__Bloc de texte__
Elle va par degré du baccalauréat ès sciences à la licence ès sciences et à l'agrégation de mathématiques et à l'Observatoire. Elle suit la ligne qui, quoique longue, est la plus courte encore d'un point à un autre, elle ne connaît pas la ligne brisée ou du moins elle n'en use point. Elle ne connaît pas d'erreur d'optique. Elle se sert des vitres, mais ce n'est point en les brisant, c'est pour regarder les étoiles à travers.
Les autres font des étoiles aux plaques de verre ; celle-ci use des plaques de verre pour examiner les étoiles. Il y a de très grandes différences entre les manières dont l'une et les autres considèrent et fréquentent la matière vitreuse. »
En 1917, Mlle Chandon précise la latitude de Paris : « La latitude exacte de l'Observatoire de Paris correspond en effet au 48e degré de latitude Nord, augmenté de 50 minutes et non de 55 comme on l'a dit. Je demeure donc en complet accord avec la “Connaissance des Temps” qui donne 48°50' 11" 2"', avec Camille Flammarion, avec tous. », explique-t-elle dans une interview.
En 1919, elle entre à la Société mathématique de Paris. La presse se fait ensuite l’écho des prix qu’elle reçoit pour son travail. Elle est nommée astronome-adjoint en 1924. Première femme à soutenir une thèse d’État en sciences mathématiques en 1930, elle va consacrer sa vie à l’Observatoire, publiant régulièrement ses travaux.
En 1935, l’astronome belge Eugène Joseph Delporte découvre un nouvel astéroïde qu’il baptise Edmée en son honneur.
En 1943, l’Académie des sciences doit désigner deux nouveaux astronomes titulaires. Le premier poste revient à Bernard Lyot. Pour le second, André Couder et Edmée Chandon obtiennent le même nombre de voix à l’élection.
Le Matin s’étonne de l’ouverture de l’Académie.
« La grande assemblée du quai Conti qui, jusqu'à présent, se montrait d'une intransigeance sans égale vis-à-vis des dames, a donc brusquement renoncé à une peu aimable tradition. On se demande d'ores et déjà qui des deux l'emportera demain devant les officiels chargés de prendre la décision finale.
L'homme, la femme, on ne sait. D'un coup de dés la question sera réglée.
Si Mme Chandon, qui, depuis trente ans, est astronome auxiliaire à Paris, était désignée, on verrait pour la première fois à l'Observatoire une femme titularisée. »
Néanmoins, la modernité a ses limites à l’Académie des sciences. C’est André Couder qui décrochera le poste.
Edmée Chandon meurt un an plus tard, en 1944, sans jamais avoir été astronome titulaire.

Éléments enregistrés du jeu de données
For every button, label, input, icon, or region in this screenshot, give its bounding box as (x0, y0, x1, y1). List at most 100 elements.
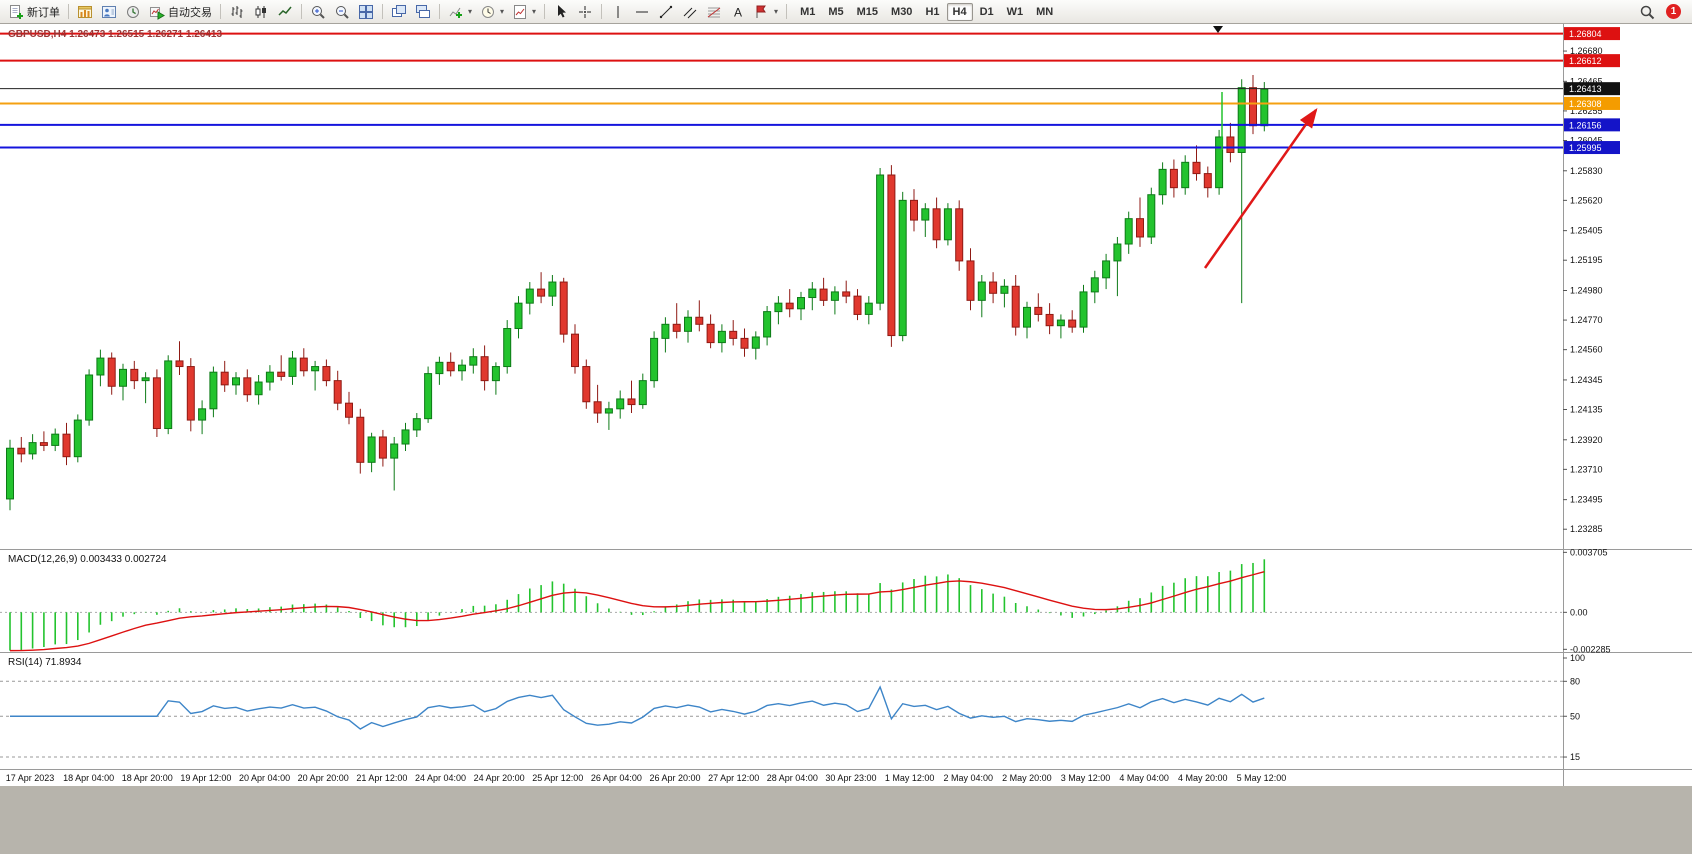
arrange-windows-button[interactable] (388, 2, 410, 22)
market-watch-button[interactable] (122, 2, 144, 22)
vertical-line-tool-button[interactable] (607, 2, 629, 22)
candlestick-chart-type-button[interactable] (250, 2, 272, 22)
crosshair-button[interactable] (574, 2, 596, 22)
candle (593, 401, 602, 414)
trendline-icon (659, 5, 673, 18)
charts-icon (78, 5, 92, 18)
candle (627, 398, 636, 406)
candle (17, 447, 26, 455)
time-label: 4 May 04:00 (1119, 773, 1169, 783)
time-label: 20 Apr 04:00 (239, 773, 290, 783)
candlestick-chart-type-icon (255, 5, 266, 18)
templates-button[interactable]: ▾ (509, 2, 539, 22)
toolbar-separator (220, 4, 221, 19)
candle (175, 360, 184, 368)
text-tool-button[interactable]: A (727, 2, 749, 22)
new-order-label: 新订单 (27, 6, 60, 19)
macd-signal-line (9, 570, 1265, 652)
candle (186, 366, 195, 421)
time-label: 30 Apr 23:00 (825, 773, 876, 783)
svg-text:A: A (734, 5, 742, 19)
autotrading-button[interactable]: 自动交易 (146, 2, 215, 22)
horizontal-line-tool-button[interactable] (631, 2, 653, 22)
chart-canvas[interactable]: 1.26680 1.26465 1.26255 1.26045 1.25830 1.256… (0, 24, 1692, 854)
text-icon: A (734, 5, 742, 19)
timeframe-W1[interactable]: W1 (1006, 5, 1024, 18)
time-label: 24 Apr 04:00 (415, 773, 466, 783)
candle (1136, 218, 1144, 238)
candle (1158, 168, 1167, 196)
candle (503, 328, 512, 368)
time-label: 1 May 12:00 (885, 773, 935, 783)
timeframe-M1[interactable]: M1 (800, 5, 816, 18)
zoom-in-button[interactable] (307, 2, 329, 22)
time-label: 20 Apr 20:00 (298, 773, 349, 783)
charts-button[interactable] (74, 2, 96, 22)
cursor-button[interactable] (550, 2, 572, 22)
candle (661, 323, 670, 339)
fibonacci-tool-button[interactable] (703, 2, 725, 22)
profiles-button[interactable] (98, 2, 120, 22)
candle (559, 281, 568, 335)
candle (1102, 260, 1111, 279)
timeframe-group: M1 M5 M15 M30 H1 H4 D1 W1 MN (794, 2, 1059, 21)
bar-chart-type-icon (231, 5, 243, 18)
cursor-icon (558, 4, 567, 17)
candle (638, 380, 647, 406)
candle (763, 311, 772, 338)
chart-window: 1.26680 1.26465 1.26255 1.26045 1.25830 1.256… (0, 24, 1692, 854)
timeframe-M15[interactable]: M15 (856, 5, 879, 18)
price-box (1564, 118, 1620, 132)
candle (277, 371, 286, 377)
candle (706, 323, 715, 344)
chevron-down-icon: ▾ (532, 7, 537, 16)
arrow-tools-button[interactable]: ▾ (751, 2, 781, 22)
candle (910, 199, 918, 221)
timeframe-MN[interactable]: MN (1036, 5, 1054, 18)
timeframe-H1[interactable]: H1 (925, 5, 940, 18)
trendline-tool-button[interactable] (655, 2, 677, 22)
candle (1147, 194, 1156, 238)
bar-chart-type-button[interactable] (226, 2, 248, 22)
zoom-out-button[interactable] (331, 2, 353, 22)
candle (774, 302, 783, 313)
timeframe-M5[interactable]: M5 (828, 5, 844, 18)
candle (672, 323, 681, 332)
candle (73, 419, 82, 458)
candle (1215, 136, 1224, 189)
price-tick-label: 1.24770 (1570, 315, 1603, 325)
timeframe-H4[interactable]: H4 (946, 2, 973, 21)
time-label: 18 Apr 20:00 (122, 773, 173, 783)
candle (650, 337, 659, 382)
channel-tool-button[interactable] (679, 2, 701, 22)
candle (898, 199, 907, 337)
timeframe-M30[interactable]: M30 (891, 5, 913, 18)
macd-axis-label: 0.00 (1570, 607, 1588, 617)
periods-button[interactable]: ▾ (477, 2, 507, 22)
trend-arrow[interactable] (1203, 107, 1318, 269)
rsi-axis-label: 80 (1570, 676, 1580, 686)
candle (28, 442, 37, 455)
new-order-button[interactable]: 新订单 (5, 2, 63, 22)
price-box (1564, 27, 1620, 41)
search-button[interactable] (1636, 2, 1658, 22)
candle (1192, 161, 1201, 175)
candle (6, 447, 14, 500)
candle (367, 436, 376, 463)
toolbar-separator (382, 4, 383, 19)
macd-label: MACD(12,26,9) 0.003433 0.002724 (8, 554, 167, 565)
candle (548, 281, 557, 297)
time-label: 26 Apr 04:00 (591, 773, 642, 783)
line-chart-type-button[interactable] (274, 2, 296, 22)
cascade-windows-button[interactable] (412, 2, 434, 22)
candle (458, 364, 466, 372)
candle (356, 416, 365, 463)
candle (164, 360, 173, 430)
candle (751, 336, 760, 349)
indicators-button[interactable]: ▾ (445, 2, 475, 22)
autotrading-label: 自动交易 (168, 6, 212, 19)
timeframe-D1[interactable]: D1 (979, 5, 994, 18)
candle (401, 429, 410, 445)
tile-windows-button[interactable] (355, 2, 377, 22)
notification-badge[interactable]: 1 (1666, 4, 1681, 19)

__Objectif énoncé 1__
Résumez en deux phrases l'extrait sur Edmée Chandon.
__Objectif énoncé 2__
Recopiez à l'identique les lignes des entrées, en commençant par celle qui contient « arrange-windows-button[interactable] (388, 2, 410, 22) » et en terminant par celle qui contient « chevron-down-icon: ▾ (532, 7, 537, 16) », ces deux lignes incluses.
L'extrait sur Edmée Chandon et les entrées constituent deux ensembles indépendants l'un de l'autre.

__Résultat attendu 1__
Edmée Chandon précise en 1917 la latitude de l'Observatoire de Paris, entre à la Société mathématique de Paris en 1919, est nommée astronome-adjoint en 1924 et devient en 1930 la première femme à soutenir une thèse d'État en sciences mathématiques. En 1943, elle obtient autant de voix qu'André Couder pour un poste d'astronome titulaire, mais c'est lui qui l'emporte, et elle meurt en 1944 sans jamais avoir été astronome titulaire.

__Résultat attendu 2__
arrange-windows-button[interactable] (388, 2, 410, 22)
market-watch-button[interactable] (122, 2, 144, 22)
vertical-line-tool-button[interactable] (607, 2, 629, 22)
candlestick-chart-type-button[interactable] (250, 2, 272, 22)
crosshair-button[interactable] (574, 2, 596, 22)
candle (593, 401, 602, 414)
trendline-icon (659, 5, 673, 18)
charts-icon (78, 5, 92, 18)
candle (627, 398, 636, 406)
candle (17, 447, 26, 455)
time-label: 4 May 04:00 (1119, 773, 1169, 783)
time-label: 20 Apr 04:00 (239, 773, 290, 783)
candlestick-chart-type-icon (255, 5, 266, 18)
templates-button[interactable]: ▾ (509, 2, 539, 22)
toolbar-separator (220, 4, 221, 19)
candle (175, 360, 184, 368)
text-tool-button[interactable]: A (727, 2, 749, 22)
new-order-label: 新订单 (27, 6, 60, 19)
macd-signal-line (9, 570, 1265, 652)
candle (186, 366, 195, 421)
time-label: 30 Apr 23:00 (825, 773, 876, 783)
svg-text:A: A (734, 5, 742, 19)
autotrading-button[interactable]: 自动交易 (146, 2, 215, 22)
horizontal-line-tool-button[interactable] (631, 2, 653, 22)
chart-canvas[interactable]: 1.26680 1.26465 1.26255 1.26045 1.25830 1.256… (0, 24, 1692, 854)
text-icon: A (734, 5, 742, 19)
timeframe-W1[interactable]: W1 (1006, 5, 1024, 18)
time-label: 24 Apr 04:00 (415, 773, 466, 783)
candle (1136, 218, 1144, 238)
candle (1158, 168, 1167, 196)
candle (503, 328, 512, 368)
time-label: 1 May 12:00 (885, 773, 935, 783)
timeframe-M1[interactable]: M1 (800, 5, 816, 18)
zoom-in-button[interactable] (307, 2, 329, 22)
time-label: 20 Apr 20:00 (298, 773, 349, 783)
charts-button[interactable] (74, 2, 96, 22)
cursor-button[interactable] (550, 2, 572, 22)
candle (661, 323, 670, 339)
fibonacci-tool-button[interactable] (703, 2, 725, 22)
profiles-button[interactable] (98, 2, 120, 22)
candle (559, 281, 568, 335)
candle (1102, 260, 1111, 279)
timeframe-group: M1 M5 M15 M30 H1 H4 D1 W1 MN (794, 2, 1059, 21)
bar-chart-type-icon (231, 5, 243, 18)
cursor-icon (558, 4, 567, 17)
candle (638, 380, 647, 406)
candle (763, 311, 772, 338)
chart-window: 1.26680 1.26465 1.26255 1.26045 1.25830 1.256… (0, 24, 1692, 854)
timeframe-M15[interactable]: M15 (856, 5, 879, 18)
price-box (1564, 118, 1620, 132)
candle (277, 371, 286, 377)
candle (706, 323, 715, 344)
chevron-down-icon: ▾ (532, 7, 537, 16)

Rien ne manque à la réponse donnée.